◆ **Stated problem**: Retype all material exactly. Pictures stay out of the copy.

◆ **Rows**:
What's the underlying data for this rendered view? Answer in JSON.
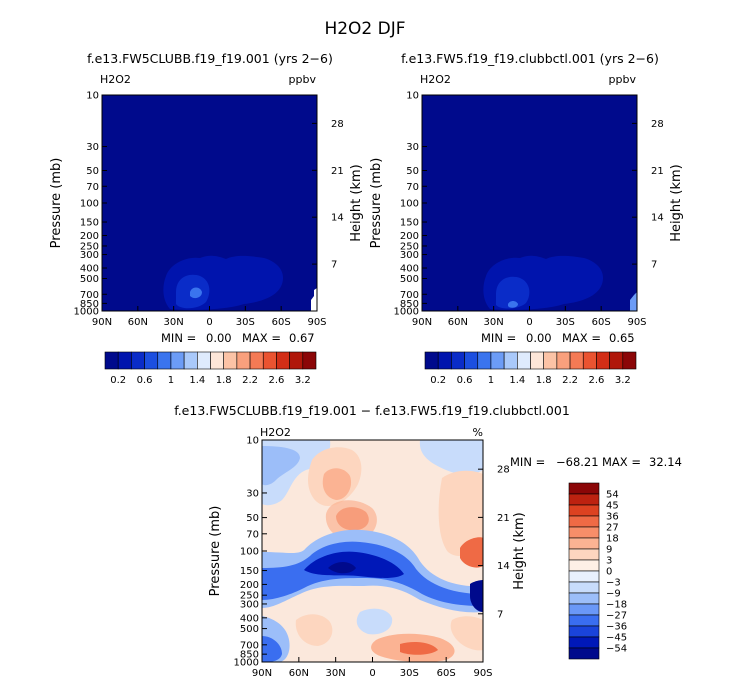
{
  "figure_title": "H2O2 DJF",
  "colors": {
    "abs_palette": [
      "#000a8c",
      "#0014ad",
      "#0a2cc8",
      "#1c4fe0",
      "#3a74ee",
      "#6c9cf6",
      "#a9c9fb",
      "#dfebfd",
      "#fde6d8",
      "#fcc3a6",
      "#f9a07d",
      "#f47a55",
      "#ea5330",
      "#d22e16",
      "#b0170a",
      "#8b0607"
    ],
    "diff_palette": [
      "#000a8c",
      "#0018b8",
      "#1a44db",
      "#3a6ef0",
      "#6a98f7",
      "#9cbef9",
      "#c8dcfb",
      "#e8f0fd",
      "#fef0e6",
      "#fdd6bf",
      "#fbb393",
      "#f78e69",
      "#ef6a45",
      "#dd4221",
      "#bd2210",
      "#8b0607"
    ]
  },
  "chart_data": [
    {
      "type": "heatmap",
      "title": "f.e13.FW5CLUBB.f19_f19.001 (yrs 2−6)",
      "variable": "H2O2",
      "units": "ppbv",
      "ylabel": "Pressure (mb)",
      "y2label": "Height (km)",
      "x_ticks": [
        "90N",
        "60N",
        "30N",
        "0",
        "30S",
        "60S",
        "90S"
      ],
      "y_ticks": [
        "10",
        "30",
        "50",
        "70",
        "100",
        "150",
        "200",
        "250",
        "300",
        "400",
        "500",
        "700",
        "850",
        "1000"
      ],
      "y2_ticks": [
        "28",
        "21",
        "14",
        "7"
      ],
      "min_label": "MIN =",
      "min_value": "0.00",
      "max_label": "MAX =",
      "max_value": "0.67",
      "colorbar_labels": [
        "0.2",
        "0.6",
        "1",
        "1.4",
        "1.8",
        "2.2",
        "2.6",
        "3.2"
      ]
    },
    {
      "type": "heatmap",
      "title": "f.e13.FW5.f19_f19.clubbctl.001 (yrs 2−6)",
      "variable": "H2O2",
      "units": "ppbv",
      "ylabel": "Pressure (mb)",
      "y2label": "Height (km)",
      "x_ticks": [
        "90N",
        "60N",
        "30N",
        "0",
        "30S",
        "60S",
        "90S"
      ],
      "y_ticks": [
        "10",
        "30",
        "50",
        "70",
        "100",
        "150",
        "200",
        "250",
        "300",
        "400",
        "500",
        "700",
        "850",
        "1000"
      ],
      "y2_ticks": [
        "28",
        "21",
        "14",
        "7"
      ],
      "min_label": "MIN =",
      "min_value": "0.00",
      "max_label": "MAX =",
      "max_value": "0.65",
      "colorbar_labels": [
        "0.2",
        "0.6",
        "1",
        "1.4",
        "1.8",
        "2.2",
        "2.6",
        "3.2"
      ]
    },
    {
      "type": "heatmap",
      "title": "f.e13.FW5CLUBB.f19_f19.001 − f.e13.FW5.f19_f19.clubbctl.001",
      "variable": "H2O2",
      "units": "%",
      "ylabel": "Pressure (mb)",
      "y2label": "Height (km)",
      "x_ticks": [
        "90N",
        "60N",
        "30N",
        "0",
        "30S",
        "60S",
        "90S"
      ],
      "y_ticks": [
        "10",
        "30",
        "50",
        "70",
        "100",
        "150",
        "200",
        "250",
        "300",
        "400",
        "500",
        "700",
        "850",
        "1000"
      ],
      "y2_ticks": [
        "28",
        "21",
        "14",
        "7"
      ],
      "min_label": "MIN =",
      "min_value": "−68.21",
      "max_label": "MAX =",
      "max_value": "32.14",
      "colorbar_labels": [
        "54",
        "45",
        "36",
        "27",
        "18",
        "9",
        "3",
        "0",
        "−3",
        "−9",
        "−18",
        "−27",
        "−36",
        "−45",
        "−54"
      ]
    }
  ]
}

◆ **Output below**:
What's the underlying data for this rendered view? Answer in JSON.
{
  "figure_title": "H2O2 DJF",
  "colors": {
    "abs_palette": [
      "#000a8c",
      "#0014ad",
      "#0a2cc8",
      "#1c4fe0",
      "#3a74ee",
      "#6c9cf6",
      "#a9c9fb",
      "#dfebfd",
      "#fde6d8",
      "#fcc3a6",
      "#f9a07d",
      "#f47a55",
      "#ea5330",
      "#d22e16",
      "#b0170a",
      "#8b0607"
    ],
    "diff_palette": [
      "#000a8c",
      "#0018b8",
      "#1a44db",
      "#3a6ef0",
      "#6a98f7",
      "#9cbef9",
      "#c8dcfb",
      "#e8f0fd",
      "#fef0e6",
      "#fdd6bf",
      "#fbb393",
      "#f78e69",
      "#ef6a45",
      "#dd4221",
      "#bd2210",
      "#8b0607"
    ]
  },
  "chart_data": [
    {
      "type": "heatmap",
      "title": "f.e13.FW5CLUBB.f19_f19.001 (yrs 2−6)",
      "variable": "H2O2",
      "units": "ppbv",
      "ylabel": "Pressure (mb)",
      "y2label": "Height (km)",
      "x_ticks": [
        "90N",
        "60N",
        "30N",
        "0",
        "30S",
        "60S",
        "90S"
      ],
      "y_ticks": [
        "10",
        "30",
        "50",
        "70",
        "100",
        "150",
        "200",
        "250",
        "300",
        "400",
        "500",
        "700",
        "850",
        "1000"
      ],
      "y2_ticks": [
        "28",
        "21",
        "14",
        "7"
      ],
      "min_label": "MIN =",
      "min_value": "0.00",
      "max_label": "MAX =",
      "max_value": "0.67",
      "colorbar_labels": [
        "0.2",
        "0.6",
        "1",
        "1.4",
        "1.8",
        "2.2",
        "2.6",
        "3.2"
      ]
    },
    {
      "type": "heatmap",
      "title": "f.e13.FW5.f19_f19.clubbctl.001 (yrs 2−6)",
      "variable": "H2O2",
      "units": "ppbv",
      "ylabel": "Pressure (mb)",
      "y2label": "Height (km)",
      "x_ticks": [
        "90N",
        "60N",
        "30N",
        "0",
        "30S",
        "60S",
        "90S"
      ],
      "y_ticks": [
        "10",
        "30",
        "50",
        "70",
        "100",
        "150",
        "200",
        "250",
        "300",
        "400",
        "500",
        "700",
        "850",
        "1000"
      ],
      "y2_ticks": [
        "28",
        "21",
        "14",
        "7"
      ],
      "min_label": "MIN =",
      "min_value": "0.00",
      "max_label": "MAX =",
      "max_value": "0.65",
      "colorbar_labels": [
        "0.2",
        "0.6",
        "1",
        "1.4",
        "1.8",
        "2.2",
        "2.6",
        "3.2"
      ]
    },
    {
      "type": "heatmap",
      "title": "f.e13.FW5CLUBB.f19_f19.001 − f.e13.FW5.f19_f19.clubbctl.001",
      "variable": "H2O2",
      "units": "%",
      "ylabel": "Pressure (mb)",
      "y2label": "Height (km)",
      "x_ticks": [
        "90N",
        "60N",
        "30N",
        "0",
        "30S",
        "60S",
        "90S"
      ],
      "y_ticks": [
        "10",
        "30",
        "50",
        "70",
        "100",
        "150",
        "200",
        "250",
        "300",
        "400",
        "500",
        "700",
        "850",
        "1000"
      ],
      "y2_ticks": [
        "28",
        "21",
        "14",
        "7"
      ],
      "min_label": "MIN =",
      "min_value": "−68.21",
      "max_label": "MAX =",
      "max_value": "32.14",
      "colorbar_labels": [
        "54",
        "45",
        "36",
        "27",
        "18",
        "9",
        "3",
        "0",
        "−3",
        "−9",
        "−18",
        "−27",
        "−36",
        "−45",
        "−54"
      ]
    }
  ]
}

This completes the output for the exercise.